→ Instructions to follow: Quote every line below exactly and skip any picture.

→ Task data:
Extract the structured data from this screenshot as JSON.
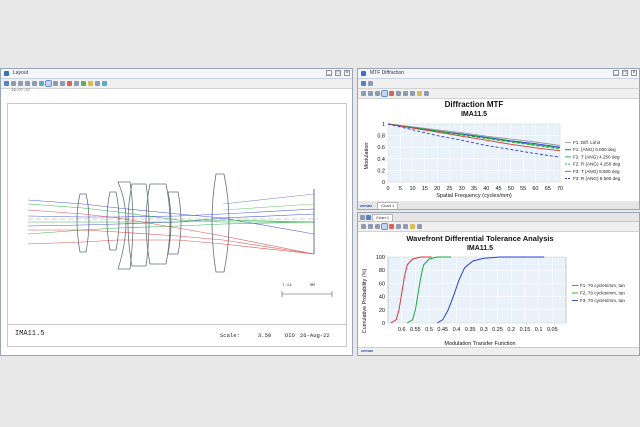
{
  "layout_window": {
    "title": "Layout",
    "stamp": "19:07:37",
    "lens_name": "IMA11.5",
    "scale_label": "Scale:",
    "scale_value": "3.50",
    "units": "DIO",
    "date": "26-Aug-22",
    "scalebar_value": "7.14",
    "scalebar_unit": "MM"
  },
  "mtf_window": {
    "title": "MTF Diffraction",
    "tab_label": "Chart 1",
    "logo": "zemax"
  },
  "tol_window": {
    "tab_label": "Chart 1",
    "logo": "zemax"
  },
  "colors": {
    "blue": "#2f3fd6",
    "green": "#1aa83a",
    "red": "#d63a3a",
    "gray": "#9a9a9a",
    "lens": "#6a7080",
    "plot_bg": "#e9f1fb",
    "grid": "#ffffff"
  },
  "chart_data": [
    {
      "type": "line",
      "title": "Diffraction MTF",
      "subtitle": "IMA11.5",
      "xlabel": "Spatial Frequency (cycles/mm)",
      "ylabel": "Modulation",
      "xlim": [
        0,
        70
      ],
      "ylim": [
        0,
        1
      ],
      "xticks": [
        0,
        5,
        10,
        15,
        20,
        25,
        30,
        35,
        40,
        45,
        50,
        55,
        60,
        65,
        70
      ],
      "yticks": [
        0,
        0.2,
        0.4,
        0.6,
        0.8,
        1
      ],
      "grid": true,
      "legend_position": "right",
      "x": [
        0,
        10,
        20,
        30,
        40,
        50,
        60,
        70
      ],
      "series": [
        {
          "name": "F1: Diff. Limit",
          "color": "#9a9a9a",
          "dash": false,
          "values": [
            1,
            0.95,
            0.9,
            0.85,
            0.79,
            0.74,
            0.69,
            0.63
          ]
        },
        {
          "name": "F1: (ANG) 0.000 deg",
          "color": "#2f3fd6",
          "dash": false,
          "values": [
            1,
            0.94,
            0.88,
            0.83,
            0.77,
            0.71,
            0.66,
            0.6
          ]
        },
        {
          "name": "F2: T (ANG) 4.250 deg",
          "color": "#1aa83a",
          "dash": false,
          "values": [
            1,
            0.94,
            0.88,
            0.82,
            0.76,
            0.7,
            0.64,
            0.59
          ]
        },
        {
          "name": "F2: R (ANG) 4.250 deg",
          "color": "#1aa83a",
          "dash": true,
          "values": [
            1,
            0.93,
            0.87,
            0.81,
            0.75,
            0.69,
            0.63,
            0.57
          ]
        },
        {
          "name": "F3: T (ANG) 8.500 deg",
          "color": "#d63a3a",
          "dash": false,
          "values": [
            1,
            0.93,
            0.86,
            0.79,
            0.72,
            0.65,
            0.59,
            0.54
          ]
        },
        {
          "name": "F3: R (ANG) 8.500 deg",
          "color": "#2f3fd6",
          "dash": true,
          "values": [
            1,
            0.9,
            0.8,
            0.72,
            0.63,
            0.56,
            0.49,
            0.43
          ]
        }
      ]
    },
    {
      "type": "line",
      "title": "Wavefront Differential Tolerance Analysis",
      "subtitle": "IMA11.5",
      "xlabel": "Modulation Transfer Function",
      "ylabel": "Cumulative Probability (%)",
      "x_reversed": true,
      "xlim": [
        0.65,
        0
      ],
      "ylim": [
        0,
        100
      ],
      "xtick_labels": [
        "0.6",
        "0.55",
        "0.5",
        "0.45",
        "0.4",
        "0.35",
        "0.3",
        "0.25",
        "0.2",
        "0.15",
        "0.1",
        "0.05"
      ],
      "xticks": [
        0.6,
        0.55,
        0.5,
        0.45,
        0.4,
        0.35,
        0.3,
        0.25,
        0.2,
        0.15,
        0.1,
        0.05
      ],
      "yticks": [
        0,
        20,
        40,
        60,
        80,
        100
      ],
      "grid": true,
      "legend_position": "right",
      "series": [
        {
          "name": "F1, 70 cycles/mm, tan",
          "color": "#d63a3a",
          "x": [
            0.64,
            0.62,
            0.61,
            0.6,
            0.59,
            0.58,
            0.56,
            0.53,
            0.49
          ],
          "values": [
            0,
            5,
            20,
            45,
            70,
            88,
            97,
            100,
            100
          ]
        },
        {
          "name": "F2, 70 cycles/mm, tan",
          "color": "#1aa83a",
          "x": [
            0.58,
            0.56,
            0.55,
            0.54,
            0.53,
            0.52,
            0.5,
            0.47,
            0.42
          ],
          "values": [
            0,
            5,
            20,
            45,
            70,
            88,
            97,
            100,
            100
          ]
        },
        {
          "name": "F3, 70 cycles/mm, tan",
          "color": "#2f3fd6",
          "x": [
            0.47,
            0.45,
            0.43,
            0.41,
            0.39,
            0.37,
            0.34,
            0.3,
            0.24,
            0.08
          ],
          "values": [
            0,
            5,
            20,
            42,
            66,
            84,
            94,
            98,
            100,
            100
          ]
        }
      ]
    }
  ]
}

→ Full solution:
Extract the structured data from this screenshot as JSON.
{
  "layout_window": {
    "title": "Layout",
    "stamp": "19:07:37",
    "lens_name": "IMA11.5",
    "scale_label": "Scale:",
    "scale_value": "3.50",
    "units": "DIO",
    "date": "26-Aug-22",
    "scalebar_value": "7.14",
    "scalebar_unit": "MM"
  },
  "mtf_window": {
    "title": "MTF Diffraction",
    "tab_label": "Chart 1",
    "logo": "zemax"
  },
  "tol_window": {
    "tab_label": "Chart 1",
    "logo": "zemax"
  },
  "colors": {
    "blue": "#2f3fd6",
    "green": "#1aa83a",
    "red": "#d63a3a",
    "gray": "#9a9a9a",
    "lens": "#6a7080",
    "plot_bg": "#e9f1fb",
    "grid": "#ffffff"
  },
  "chart_data": [
    {
      "type": "line",
      "title": "Diffraction MTF",
      "subtitle": "IMA11.5",
      "xlabel": "Spatial Frequency (cycles/mm)",
      "ylabel": "Modulation",
      "xlim": [
        0,
        70
      ],
      "ylim": [
        0,
        1
      ],
      "xticks": [
        0,
        5,
        10,
        15,
        20,
        25,
        30,
        35,
        40,
        45,
        50,
        55,
        60,
        65,
        70
      ],
      "yticks": [
        0,
        0.2,
        0.4,
        0.6,
        0.8,
        1
      ],
      "grid": true,
      "legend_position": "right",
      "x": [
        0,
        10,
        20,
        30,
        40,
        50,
        60,
        70
      ],
      "series": [
        {
          "name": "F1: Diff. Limit",
          "color": "#9a9a9a",
          "dash": false,
          "values": [
            1,
            0.95,
            0.9,
            0.85,
            0.79,
            0.74,
            0.69,
            0.63
          ]
        },
        {
          "name": "F1: (ANG) 0.000 deg",
          "color": "#2f3fd6",
          "dash": false,
          "values": [
            1,
            0.94,
            0.88,
            0.83,
            0.77,
            0.71,
            0.66,
            0.6
          ]
        },
        {
          "name": "F2: T (ANG) 4.250 deg",
          "color": "#1aa83a",
          "dash": false,
          "values": [
            1,
            0.94,
            0.88,
            0.82,
            0.76,
            0.7,
            0.64,
            0.59
          ]
        },
        {
          "name": "F2: R (ANG) 4.250 deg",
          "color": "#1aa83a",
          "dash": true,
          "values": [
            1,
            0.93,
            0.87,
            0.81,
            0.75,
            0.69,
            0.63,
            0.57
          ]
        },
        {
          "name": "F3: T (ANG) 8.500 deg",
          "color": "#d63a3a",
          "dash": false,
          "values": [
            1,
            0.93,
            0.86,
            0.79,
            0.72,
            0.65,
            0.59,
            0.54
          ]
        },
        {
          "name": "F3: R (ANG) 8.500 deg",
          "color": "#2f3fd6",
          "dash": true,
          "values": [
            1,
            0.9,
            0.8,
            0.72,
            0.63,
            0.56,
            0.49,
            0.43
          ]
        }
      ]
    },
    {
      "type": "line",
      "title": "Wavefront Differential Tolerance Analysis",
      "subtitle": "IMA11.5",
      "xlabel": "Modulation Transfer Function",
      "ylabel": "Cumulative Probability (%)",
      "x_reversed": true,
      "xlim": [
        0.65,
        0
      ],
      "ylim": [
        0,
        100
      ],
      "xtick_labels": [
        "0.6",
        "0.55",
        "0.5",
        "0.45",
        "0.4",
        "0.35",
        "0.3",
        "0.25",
        "0.2",
        "0.15",
        "0.1",
        "0.05"
      ],
      "xticks": [
        0.6,
        0.55,
        0.5,
        0.45,
        0.4,
        0.35,
        0.3,
        0.25,
        0.2,
        0.15,
        0.1,
        0.05
      ],
      "yticks": [
        0,
        20,
        40,
        60,
        80,
        100
      ],
      "grid": true,
      "legend_position": "right",
      "series": [
        {
          "name": "F1, 70 cycles/mm, tan",
          "color": "#d63a3a",
          "x": [
            0.64,
            0.62,
            0.61,
            0.6,
            0.59,
            0.58,
            0.56,
            0.53,
            0.49
          ],
          "values": [
            0,
            5,
            20,
            45,
            70,
            88,
            97,
            100,
            100
          ]
        },
        {
          "name": "F2, 70 cycles/mm, tan",
          "color": "#1aa83a",
          "x": [
            0.58,
            0.56,
            0.55,
            0.54,
            0.53,
            0.52,
            0.5,
            0.47,
            0.42
          ],
          "values": [
            0,
            5,
            20,
            45,
            70,
            88,
            97,
            100,
            100
          ]
        },
        {
          "name": "F3, 70 cycles/mm, tan",
          "color": "#2f3fd6",
          "x": [
            0.47,
            0.45,
            0.43,
            0.41,
            0.39,
            0.37,
            0.34,
            0.3,
            0.24,
            0.08
          ],
          "values": [
            0,
            5,
            20,
            42,
            66,
            84,
            94,
            98,
            100,
            100
          ]
        }
      ]
    }
  ]
}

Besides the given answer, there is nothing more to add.